-- EXERCISE --
From the entries below, pull out each line where "Shop" appears.
— start WORKING DATA —
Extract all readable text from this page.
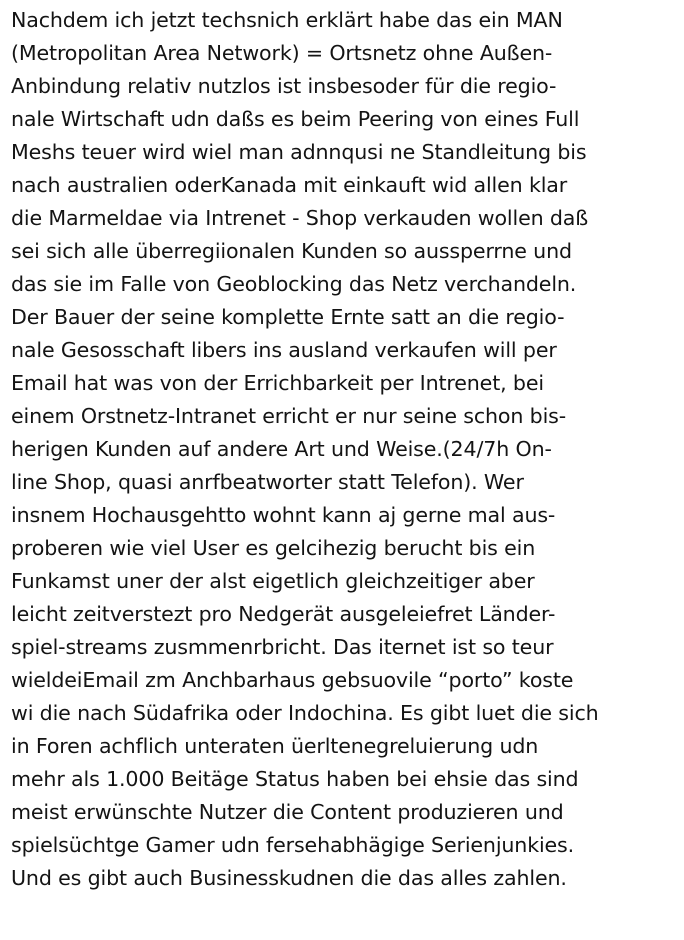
Nachdem ich jetzt techsnich erklärt habe das ein MAN
(Metropolitan Area Network) = Ortsnetz ohne Außen-
Anbindung relativ nutzlos ist insbesoder für die regio-
nale Wirtschaft udn daßs es beim Peering von eines Full
Meshs teuer wird wiel man adnnqusi ne Standleitung bis
nach australien oderKanada mit einkauft wid allen klar
die Marmeldae via Intrenet - Shop verkauden wollen daß
sei sich alle überregiionalen Kunden so aussperrne und
das sie im Falle von Geoblocking das Netz verchandeln.
Der Bauer der seine komplette Ernte satt an die regio-
nale Gesosschaft libers ins ausland verkaufen will per
Email hat was von der Errichbarkeit per Intrenet, bei
einem Orstnetz-Intranet erricht er nur seine schon bis-
herigen Kunden auf andere Art und Weise.(24/7h On-
line Shop, quasi anrfbeatworter statt Telefon). Wer
insnem Hochausgehtto wohnt kann aj gerne mal aus-
proberen wie viel User es gelcihezig berucht bis ein
Funkamst uner der alst eigetlich gleichzeitiger aber
leicht zeitverstezt pro Nedgerät ausgeleiefret Länder-
spiel-streams zusmmenrbricht. Das iternet ist so teur
wieldeiEmail zm Anchbarhaus gebsuovile “porto” koste
wi die nach Südafrika oder Indochina. Es gibt luet die sich
in Foren achflich unteraten üerltenegreluierung udn
mehr als 1.000 Beitäge Status haben bei ehsie das sind
meist erwünschte Nutzer die Content produzieren und
spielsüchtge Gamer udn fersehabhägige Serienjunkies.
Und es gibt auch Businesskudnen die das alles zahlen.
— end WORKING DATA —
-- THE OUTPUT --
die Marmeldae via Intrenet - Shop verkauden wollen daß
line Shop, quasi anrfbeatworter statt Telefon). Wer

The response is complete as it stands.